Reproduce every line of the material below, but drop the pictures.

* Begin *

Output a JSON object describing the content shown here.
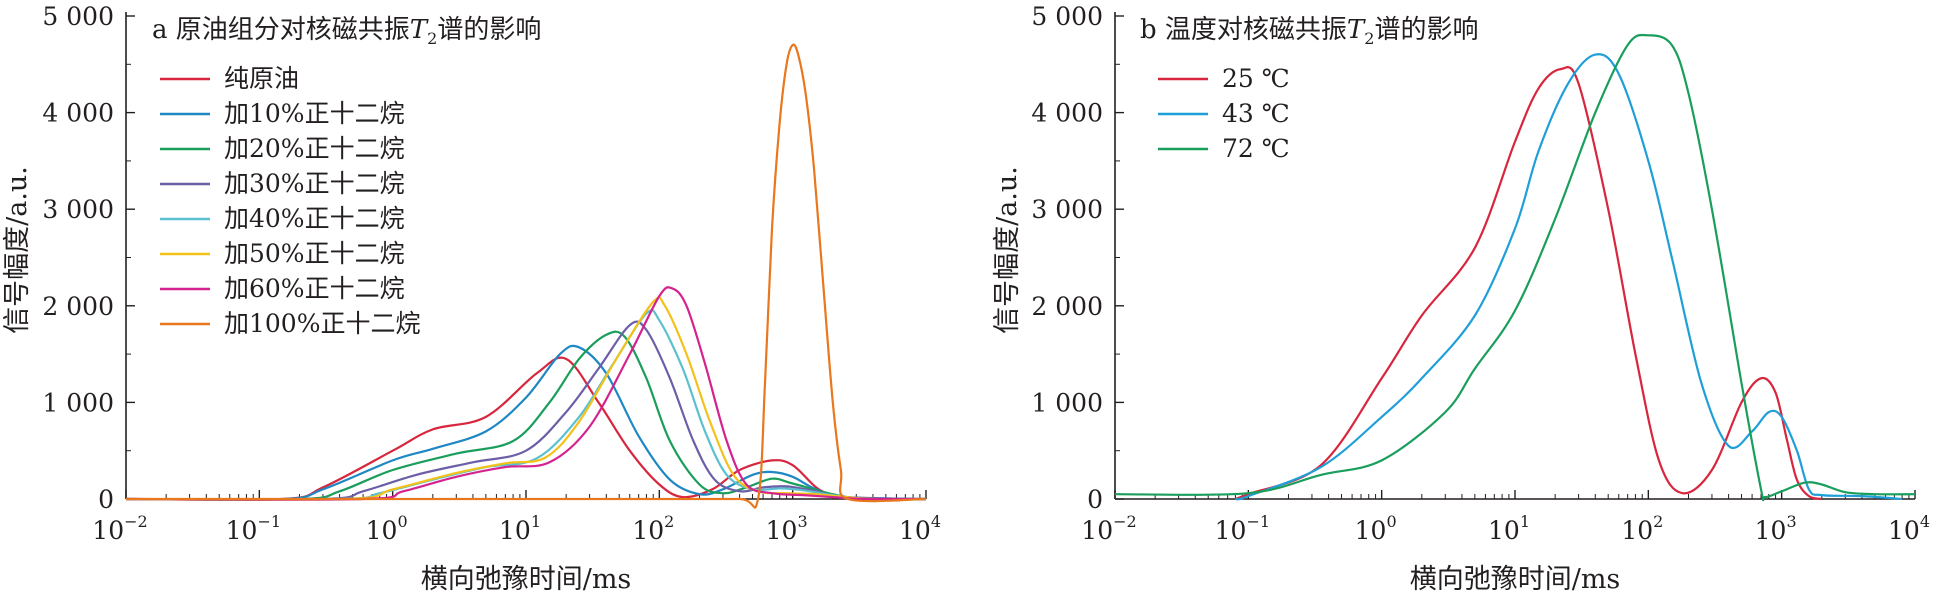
{
  "figure": {
    "xlabel": "横向弛豫时间/ms",
    "ylabel": "信号幅度/a.u."
  },
  "chart_data": [
    {
      "type": "line",
      "panel": "a",
      "title_prefix": "a 原油组分对核磁共振",
      "title_var": "T",
      "title_sub": "2",
      "title_suffix": "谱的影响",
      "xlabel": "横向弛豫时间/ms",
      "ylabel": "信号幅度/a.u.",
      "x_scale": "log",
      "xlim": [
        0.01,
        10000
      ],
      "ylim": [
        0,
        5000
      ],
      "x_ticks": [
        {
          "base": "10",
          "exp": "−2"
        },
        {
          "base": "10",
          "exp": "−1"
        },
        {
          "base": "10",
          "exp": "0"
        },
        {
          "base": "10",
          "exp": "1"
        },
        {
          "base": "10",
          "exp": "2"
        },
        {
          "base": "10",
          "exp": "3"
        },
        {
          "base": "10",
          "exp": "4"
        }
      ],
      "y_ticks": [
        "0",
        "1 000",
        "2 000",
        "3 000",
        "4 000",
        "5 000"
      ],
      "legend_position": "top-left",
      "series": [
        {
          "name": "纯原油",
          "color": "#d7263d",
          "x": [
            0.01,
            0.15,
            0.3,
            1,
            2,
            5,
            12,
            20,
            35,
            60,
            100,
            150,
            250,
            400,
            700,
            1000,
            1500,
            2000,
            3000,
            10000
          ],
          "y": [
            0,
            0,
            120,
            500,
            720,
            850,
            1300,
            1450,
            1000,
            500,
            150,
            20,
            100,
            300,
            400,
            350,
            120,
            40,
            0,
            0
          ]
        },
        {
          "name": "加10%正十二烷",
          "color": "#1f87c4",
          "x": [
            0.01,
            0.15,
            0.3,
            1,
            2,
            5,
            10,
            18,
            25,
            40,
            70,
            120,
            200,
            300,
            500,
            700,
            1000,
            1500,
            2500,
            10000
          ],
          "y": [
            0,
            0,
            100,
            400,
            520,
            700,
            1050,
            1500,
            1570,
            1300,
            650,
            200,
            50,
            100,
            250,
            280,
            230,
            100,
            20,
            0
          ]
        },
        {
          "name": "加20%正十二烷",
          "color": "#1a9e5c",
          "x": [
            0.01,
            0.2,
            0.4,
            1,
            3,
            8,
            15,
            25,
            40,
            55,
            80,
            120,
            200,
            300,
            450,
            700,
            1000,
            2000,
            3500,
            10000
          ],
          "y": [
            0,
            0,
            80,
            300,
            470,
            600,
            1000,
            1450,
            1700,
            1680,
            1250,
            600,
            150,
            60,
            120,
            210,
            160,
            50,
            0,
            0
          ]
        },
        {
          "name": "加30%正十二烷",
          "color": "#6c5fa8",
          "x": [
            0.01,
            0.3,
            0.6,
            1.5,
            4,
            10,
            20,
            35,
            60,
            80,
            120,
            180,
            260,
            400,
            600,
            900,
            1500,
            2500,
            10000
          ],
          "y": [
            0,
            0,
            80,
            250,
            380,
            500,
            900,
            1350,
            1800,
            1750,
            1250,
            600,
            200,
            80,
            120,
            130,
            80,
            20,
            0
          ]
        },
        {
          "name": "加40%正十二烷",
          "color": "#5bc0cf",
          "x": [
            0.01,
            0.4,
            0.8,
            2,
            5,
            12,
            25,
            45,
            80,
            100,
            150,
            220,
            320,
            500,
            800,
            1200,
            2000,
            3500,
            10000
          ],
          "y": [
            0,
            0,
            60,
            200,
            330,
            420,
            850,
            1400,
            1920,
            1850,
            1350,
            700,
            250,
            100,
            110,
            90,
            40,
            0,
            0
          ]
        },
        {
          "name": "加50%正十二烷",
          "color": "#f2c21b",
          "x": [
            0.01,
            0.45,
            1,
            3,
            7,
            14,
            25,
            50,
            90,
            110,
            160,
            240,
            360,
            550,
            900,
            1500,
            2500,
            4000,
            10000
          ],
          "y": [
            0,
            0,
            100,
            270,
            370,
            430,
            800,
            1500,
            2040,
            2000,
            1500,
            800,
            250,
            80,
            60,
            50,
            20,
            0,
            0
          ]
        },
        {
          "name": "加60%正十二烷",
          "color": "#d4238f",
          "x": [
            0.01,
            0.6,
            1.2,
            3,
            7,
            15,
            30,
            60,
            100,
            125,
            160,
            220,
            320,
            450,
            700,
            1200,
            2000,
            3500,
            10000
          ],
          "y": [
            0,
            0,
            80,
            230,
            330,
            380,
            750,
            1500,
            2100,
            2180,
            2000,
            1400,
            600,
            150,
            60,
            40,
            20,
            0,
            0
          ]
        },
        {
          "name": "加100%正十二烷",
          "color": "#e8771e",
          "x": [
            0.01,
            10,
            100,
            400,
            550,
            620,
            700,
            800,
            900,
            1000,
            1100,
            1250,
            1450,
            1700,
            2000,
            2300,
            2600,
            10000
          ],
          "y": [
            0,
            0,
            0,
            0,
            0,
            1200,
            2800,
            3900,
            4500,
            4700,
            4600,
            4200,
            3400,
            2200,
            1000,
            300,
            0,
            0
          ]
        }
      ]
    },
    {
      "type": "line",
      "panel": "b",
      "title_prefix": "b 温度对核磁共振",
      "title_var": "T",
      "title_sub": "2",
      "title_suffix": "谱的影响",
      "xlabel": "横向弛豫时间/ms",
      "ylabel": "信号幅度/a.u.",
      "x_scale": "log",
      "xlim": [
        0.01,
        10000
      ],
      "ylim": [
        0,
        5000
      ],
      "x_ticks": [
        {
          "base": "10",
          "exp": "−2"
        },
        {
          "base": "10",
          "exp": "−1"
        },
        {
          "base": "10",
          "exp": "0"
        },
        {
          "base": "10",
          "exp": "1"
        },
        {
          "base": "10",
          "exp": "2"
        },
        {
          "base": "10",
          "exp": "3"
        },
        {
          "base": "10",
          "exp": "4"
        }
      ],
      "y_ticks": [
        "0",
        "1 000",
        "2 000",
        "3 000",
        "4 000",
        "5 000"
      ],
      "legend_position": "top-left",
      "series": [
        {
          "name": "25 ℃",
          "color": "#d7263d",
          "x": [
            0.08,
            0.1,
            0.35,
            1,
            2,
            5,
            10,
            15,
            22,
            30,
            50,
            80,
            120,
            180,
            300,
            500,
            700,
            900,
            1100,
            1300,
            1600,
            2000
          ],
          "y": [
            0,
            50,
            350,
            1250,
            1900,
            2600,
            3700,
            4250,
            4450,
            4300,
            3000,
            1500,
            400,
            60,
            300,
            1000,
            1250,
            1100,
            600,
            200,
            30,
            0
          ]
        },
        {
          "name": "43 ℃",
          "color": "#1f9fd8",
          "x": [
            0.08,
            0.1,
            0.35,
            1,
            2,
            5,
            10,
            15,
            25,
            40,
            60,
            100,
            150,
            250,
            400,
            600,
            800,
            1000,
            1300,
            1600,
            2000,
            4000,
            8000
          ],
          "y": [
            0,
            30,
            330,
            850,
            1250,
            1900,
            2800,
            3600,
            4300,
            4600,
            4400,
            3500,
            2500,
            1200,
            550,
            700,
            900,
            850,
            500,
            100,
            40,
            30,
            0
          ]
        },
        {
          "name": "72 ℃",
          "color": "#1a9e5c",
          "x": [
            0.01,
            0.1,
            0.35,
            1,
            3,
            5,
            10,
            20,
            40,
            70,
            100,
            150,
            200,
            300,
            500,
            700,
            750,
            1000,
            1500,
            2000,
            3000,
            5000,
            10000
          ],
          "y": [
            50,
            60,
            250,
            400,
            900,
            1350,
            1950,
            2900,
            4000,
            4700,
            4800,
            4700,
            4200,
            3000,
            1200,
            100,
            20,
            80,
            170,
            150,
            70,
            50,
            50
          ]
        }
      ]
    }
  ]
}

* End *

THE COMPLETED TASK –
Output a JSON object describing the content shown here.
{
  "figure": {
    "xlabel": "横向弛豫时间/ms",
    "ylabel": "信号幅度/a.u."
  },
  "chart_data": [
    {
      "type": "line",
      "panel": "a",
      "title_prefix": "a 原油组分对核磁共振",
      "title_var": "T",
      "title_sub": "2",
      "title_suffix": "谱的影响",
      "xlabel": "横向弛豫时间/ms",
      "ylabel": "信号幅度/a.u.",
      "x_scale": "log",
      "xlim": [
        0.01,
        10000
      ],
      "ylim": [
        0,
        5000
      ],
      "x_ticks": [
        {
          "base": "10",
          "exp": "−2"
        },
        {
          "base": "10",
          "exp": "−1"
        },
        {
          "base": "10",
          "exp": "0"
        },
        {
          "base": "10",
          "exp": "1"
        },
        {
          "base": "10",
          "exp": "2"
        },
        {
          "base": "10",
          "exp": "3"
        },
        {
          "base": "10",
          "exp": "4"
        }
      ],
      "y_ticks": [
        "0",
        "1 000",
        "2 000",
        "3 000",
        "4 000",
        "5 000"
      ],
      "legend_position": "top-left",
      "series": [
        {
          "name": "纯原油",
          "color": "#d7263d",
          "x": [
            0.01,
            0.15,
            0.3,
            1,
            2,
            5,
            12,
            20,
            35,
            60,
            100,
            150,
            250,
            400,
            700,
            1000,
            1500,
            2000,
            3000,
            10000
          ],
          "y": [
            0,
            0,
            120,
            500,
            720,
            850,
            1300,
            1450,
            1000,
            500,
            150,
            20,
            100,
            300,
            400,
            350,
            120,
            40,
            0,
            0
          ]
        },
        {
          "name": "加10%正十二烷",
          "color": "#1f87c4",
          "x": [
            0.01,
            0.15,
            0.3,
            1,
            2,
            5,
            10,
            18,
            25,
            40,
            70,
            120,
            200,
            300,
            500,
            700,
            1000,
            1500,
            2500,
            10000
          ],
          "y": [
            0,
            0,
            100,
            400,
            520,
            700,
            1050,
            1500,
            1570,
            1300,
            650,
            200,
            50,
            100,
            250,
            280,
            230,
            100,
            20,
            0
          ]
        },
        {
          "name": "加20%正十二烷",
          "color": "#1a9e5c",
          "x": [
            0.01,
            0.2,
            0.4,
            1,
            3,
            8,
            15,
            25,
            40,
            55,
            80,
            120,
            200,
            300,
            450,
            700,
            1000,
            2000,
            3500,
            10000
          ],
          "y": [
            0,
            0,
            80,
            300,
            470,
            600,
            1000,
            1450,
            1700,
            1680,
            1250,
            600,
            150,
            60,
            120,
            210,
            160,
            50,
            0,
            0
          ]
        },
        {
          "name": "加30%正十二烷",
          "color": "#6c5fa8",
          "x": [
            0.01,
            0.3,
            0.6,
            1.5,
            4,
            10,
            20,
            35,
            60,
            80,
            120,
            180,
            260,
            400,
            600,
            900,
            1500,
            2500,
            10000
          ],
          "y": [
            0,
            0,
            80,
            250,
            380,
            500,
            900,
            1350,
            1800,
            1750,
            1250,
            600,
            200,
            80,
            120,
            130,
            80,
            20,
            0
          ]
        },
        {
          "name": "加40%正十二烷",
          "color": "#5bc0cf",
          "x": [
            0.01,
            0.4,
            0.8,
            2,
            5,
            12,
            25,
            45,
            80,
            100,
            150,
            220,
            320,
            500,
            800,
            1200,
            2000,
            3500,
            10000
          ],
          "y": [
            0,
            0,
            60,
            200,
            330,
            420,
            850,
            1400,
            1920,
            1850,
            1350,
            700,
            250,
            100,
            110,
            90,
            40,
            0,
            0
          ]
        },
        {
          "name": "加50%正十二烷",
          "color": "#f2c21b",
          "x": [
            0.01,
            0.45,
            1,
            3,
            7,
            14,
            25,
            50,
            90,
            110,
            160,
            240,
            360,
            550,
            900,
            1500,
            2500,
            4000,
            10000
          ],
          "y": [
            0,
            0,
            100,
            270,
            370,
            430,
            800,
            1500,
            2040,
            2000,
            1500,
            800,
            250,
            80,
            60,
            50,
            20,
            0,
            0
          ]
        },
        {
          "name": "加60%正十二烷",
          "color": "#d4238f",
          "x": [
            0.01,
            0.6,
            1.2,
            3,
            7,
            15,
            30,
            60,
            100,
            125,
            160,
            220,
            320,
            450,
            700,
            1200,
            2000,
            3500,
            10000
          ],
          "y": [
            0,
            0,
            80,
            230,
            330,
            380,
            750,
            1500,
            2100,
            2180,
            2000,
            1400,
            600,
            150,
            60,
            40,
            20,
            0,
            0
          ]
        },
        {
          "name": "加100%正十二烷",
          "color": "#e8771e",
          "x": [
            0.01,
            10,
            100,
            400,
            550,
            620,
            700,
            800,
            900,
            1000,
            1100,
            1250,
            1450,
            1700,
            2000,
            2300,
            2600,
            10000
          ],
          "y": [
            0,
            0,
            0,
            0,
            0,
            1200,
            2800,
            3900,
            4500,
            4700,
            4600,
            4200,
            3400,
            2200,
            1000,
            300,
            0,
            0
          ]
        }
      ]
    },
    {
      "type": "line",
      "panel": "b",
      "title_prefix": "b 温度对核磁共振",
      "title_var": "T",
      "title_sub": "2",
      "title_suffix": "谱的影响",
      "xlabel": "横向弛豫时间/ms",
      "ylabel": "信号幅度/a.u.",
      "x_scale": "log",
      "xlim": [
        0.01,
        10000
      ],
      "ylim": [
        0,
        5000
      ],
      "x_ticks": [
        {
          "base": "10",
          "exp": "−2"
        },
        {
          "base": "10",
          "exp": "−1"
        },
        {
          "base": "10",
          "exp": "0"
        },
        {
          "base": "10",
          "exp": "1"
        },
        {
          "base": "10",
          "exp": "2"
        },
        {
          "base": "10",
          "exp": "3"
        },
        {
          "base": "10",
          "exp": "4"
        }
      ],
      "y_ticks": [
        "0",
        "1 000",
        "2 000",
        "3 000",
        "4 000",
        "5 000"
      ],
      "legend_position": "top-left",
      "series": [
        {
          "name": "25 ℃",
          "color": "#d7263d",
          "x": [
            0.08,
            0.1,
            0.35,
            1,
            2,
            5,
            10,
            15,
            22,
            30,
            50,
            80,
            120,
            180,
            300,
            500,
            700,
            900,
            1100,
            1300,
            1600,
            2000
          ],
          "y": [
            0,
            50,
            350,
            1250,
            1900,
            2600,
            3700,
            4250,
            4450,
            4300,
            3000,
            1500,
            400,
            60,
            300,
            1000,
            1250,
            1100,
            600,
            200,
            30,
            0
          ]
        },
        {
          "name": "43 ℃",
          "color": "#1f9fd8",
          "x": [
            0.08,
            0.1,
            0.35,
            1,
            2,
            5,
            10,
            15,
            25,
            40,
            60,
            100,
            150,
            250,
            400,
            600,
            800,
            1000,
            1300,
            1600,
            2000,
            4000,
            8000
          ],
          "y": [
            0,
            30,
            330,
            850,
            1250,
            1900,
            2800,
            3600,
            4300,
            4600,
            4400,
            3500,
            2500,
            1200,
            550,
            700,
            900,
            850,
            500,
            100,
            40,
            30,
            0
          ]
        },
        {
          "name": "72 ℃",
          "color": "#1a9e5c",
          "x": [
            0.01,
            0.1,
            0.35,
            1,
            3,
            5,
            10,
            20,
            40,
            70,
            100,
            150,
            200,
            300,
            500,
            700,
            750,
            1000,
            1500,
            2000,
            3000,
            5000,
            10000
          ],
          "y": [
            50,
            60,
            250,
            400,
            900,
            1350,
            1950,
            2900,
            4000,
            4700,
            4800,
            4700,
            4200,
            3000,
            1200,
            100,
            20,
            80,
            170,
            150,
            70,
            50,
            50
          ]
        }
      ]
    }
  ]
}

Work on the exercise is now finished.